WHAT IS EXPECTED: Leaving out the pictures, please retype each record exactly.

Dataset rows about figures

^^^^^^^^^^^^^^^^

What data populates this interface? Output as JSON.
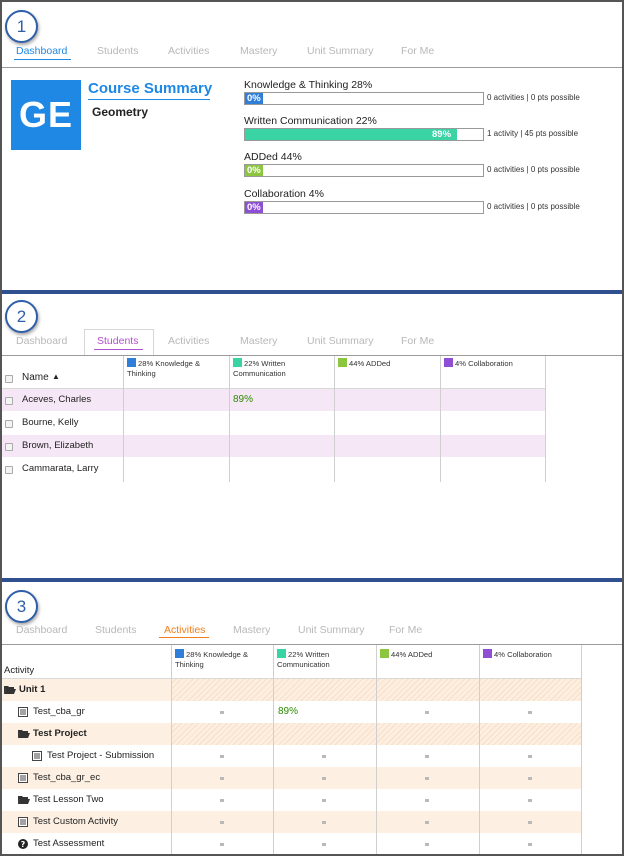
{
  "colors": {
    "knowledge": "#2f7ed8",
    "written": "#39d3a4",
    "added": "#8cc63f",
    "collaboration": "#8e4fd4",
    "dashboard_tab": "#1e88e5",
    "students_tab": "#b44fcf",
    "activities_tab": "#f07f1a",
    "row_purple": "#f6e7f6",
    "row_peach": "#fdf0e3",
    "score_green": "#2b8a00"
  },
  "steps": [
    "1",
    "2",
    "3"
  ],
  "tabs": [
    "Dashboard",
    "Students",
    "Activities",
    "Mastery",
    "Unit Summary",
    "For Me"
  ],
  "panel1": {
    "logo": "GE",
    "title": "Course Summary",
    "course_name": "Geometry",
    "bars": [
      {
        "label": "Knowledge & Thinking 28%",
        "pct_text": "0%",
        "fill": 0,
        "info": "0 activities | 0 pts possible",
        "color_key": "knowledge"
      },
      {
        "label": "Written Communication 22%",
        "pct_text": "89%",
        "fill": 0.89,
        "info": "1 activity | 45 pts possible",
        "color_key": "written"
      },
      {
        "label": "ADDed 44%",
        "pct_text": "0%",
        "fill": 0,
        "info": "0 activities | 0 pts possible",
        "color_key": "added"
      },
      {
        "label": "Collaboration 4%",
        "pct_text": "0%",
        "fill": 0,
        "info": "0 activities | 0 pts possible",
        "color_key": "collaboration"
      }
    ]
  },
  "columns": [
    {
      "line1": "28% Knowledge &",
      "line2": "Thinking",
      "color_key": "knowledge"
    },
    {
      "line1": "22% Written",
      "line2": "Communication",
      "color_key": "written"
    },
    {
      "line1": "44% ADDed",
      "line2": "",
      "color_key": "added"
    },
    {
      "line1": "4% Collaboration",
      "line2": "",
      "color_key": "collaboration"
    }
  ],
  "panel2": {
    "name_header": "Name",
    "sort_icon": "sort-ascending-icon",
    "students": [
      {
        "name": "Aceves, Charles",
        "score": "89%"
      },
      {
        "name": "Bourne, Kelly",
        "score": ""
      },
      {
        "name": "Brown, Elizabeth",
        "score": ""
      },
      {
        "name": "Cammarata, Larry",
        "score": ""
      }
    ]
  },
  "panel3": {
    "activity_header": "Activity",
    "rows": [
      {
        "name": "Unit 1",
        "type": "folder",
        "bold": true,
        "group": true
      },
      {
        "name": "Test_cba_gr",
        "type": "doc",
        "bold": false,
        "group": false,
        "score": "89%"
      },
      {
        "name": "Test Project",
        "type": "folder",
        "bold": true,
        "group": true
      },
      {
        "name": "Test Project - Submission",
        "type": "doc",
        "bold": false,
        "group": false,
        "score": ""
      },
      {
        "name": "Test_cba_gr_ec",
        "type": "doc",
        "bold": false,
        "group": false,
        "score": ""
      },
      {
        "name": "Test Lesson Two",
        "type": "folder",
        "bold": false,
        "group": false,
        "score": ""
      },
      {
        "name": "Test Custom Activity",
        "type": "doc",
        "bold": false,
        "group": false,
        "score": ""
      },
      {
        "name": "Test Assessment",
        "type": "question",
        "bold": false,
        "group": false,
        "score": ""
      }
    ]
  }
}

^^^^^^^^^^^^^^^^

SOLVED PROBLEM:
What data populates this interface? Output as JSON.
{
  "colors": {
    "knowledge": "#2f7ed8",
    "written": "#39d3a4",
    "added": "#8cc63f",
    "collaboration": "#8e4fd4",
    "dashboard_tab": "#1e88e5",
    "students_tab": "#b44fcf",
    "activities_tab": "#f07f1a",
    "row_purple": "#f6e7f6",
    "row_peach": "#fdf0e3",
    "score_green": "#2b8a00"
  },
  "steps": [
    "1",
    "2",
    "3"
  ],
  "tabs": [
    "Dashboard",
    "Students",
    "Activities",
    "Mastery",
    "Unit Summary",
    "For Me"
  ],
  "panel1": {
    "logo": "GE",
    "title": "Course Summary",
    "course_name": "Geometry",
    "bars": [
      {
        "label": "Knowledge & Thinking 28%",
        "pct_text": "0%",
        "fill": 0,
        "info": "0 activities | 0 pts possible",
        "color_key": "knowledge"
      },
      {
        "label": "Written Communication 22%",
        "pct_text": "89%",
        "fill": 0.89,
        "info": "1 activity | 45 pts possible",
        "color_key": "written"
      },
      {
        "label": "ADDed 44%",
        "pct_text": "0%",
        "fill": 0,
        "info": "0 activities | 0 pts possible",
        "color_key": "added"
      },
      {
        "label": "Collaboration 4%",
        "pct_text": "0%",
        "fill": 0,
        "info": "0 activities | 0 pts possible",
        "color_key": "collaboration"
      }
    ]
  },
  "columns": [
    {
      "line1": "28% Knowledge &",
      "line2": "Thinking",
      "color_key": "knowledge"
    },
    {
      "line1": "22% Written",
      "line2": "Communication",
      "color_key": "written"
    },
    {
      "line1": "44% ADDed",
      "line2": "",
      "color_key": "added"
    },
    {
      "line1": "4% Collaboration",
      "line2": "",
      "color_key": "collaboration"
    }
  ],
  "panel2": {
    "name_header": "Name",
    "sort_icon": "sort-ascending-icon",
    "students": [
      {
        "name": "Aceves, Charles",
        "score": "89%"
      },
      {
        "name": "Bourne, Kelly",
        "score": ""
      },
      {
        "name": "Brown, Elizabeth",
        "score": ""
      },
      {
        "name": "Cammarata, Larry",
        "score": ""
      }
    ]
  },
  "panel3": {
    "activity_header": "Activity",
    "rows": [
      {
        "name": "Unit 1",
        "type": "folder",
        "bold": true,
        "group": true
      },
      {
        "name": "Test_cba_gr",
        "type": "doc",
        "bold": false,
        "group": false,
        "score": "89%"
      },
      {
        "name": "Test Project",
        "type": "folder",
        "bold": true,
        "group": true
      },
      {
        "name": "Test Project - Submission",
        "type": "doc",
        "bold": false,
        "group": false,
        "score": ""
      },
      {
        "name": "Test_cba_gr_ec",
        "type": "doc",
        "bold": false,
        "group": false,
        "score": ""
      },
      {
        "name": "Test Lesson Two",
        "type": "folder",
        "bold": false,
        "group": false,
        "score": ""
      },
      {
        "name": "Test Custom Activity",
        "type": "doc",
        "bold": false,
        "group": false,
        "score": ""
      },
      {
        "name": "Test Assessment",
        "type": "question",
        "bold": false,
        "group": false,
        "score": ""
      }
    ]
  }
}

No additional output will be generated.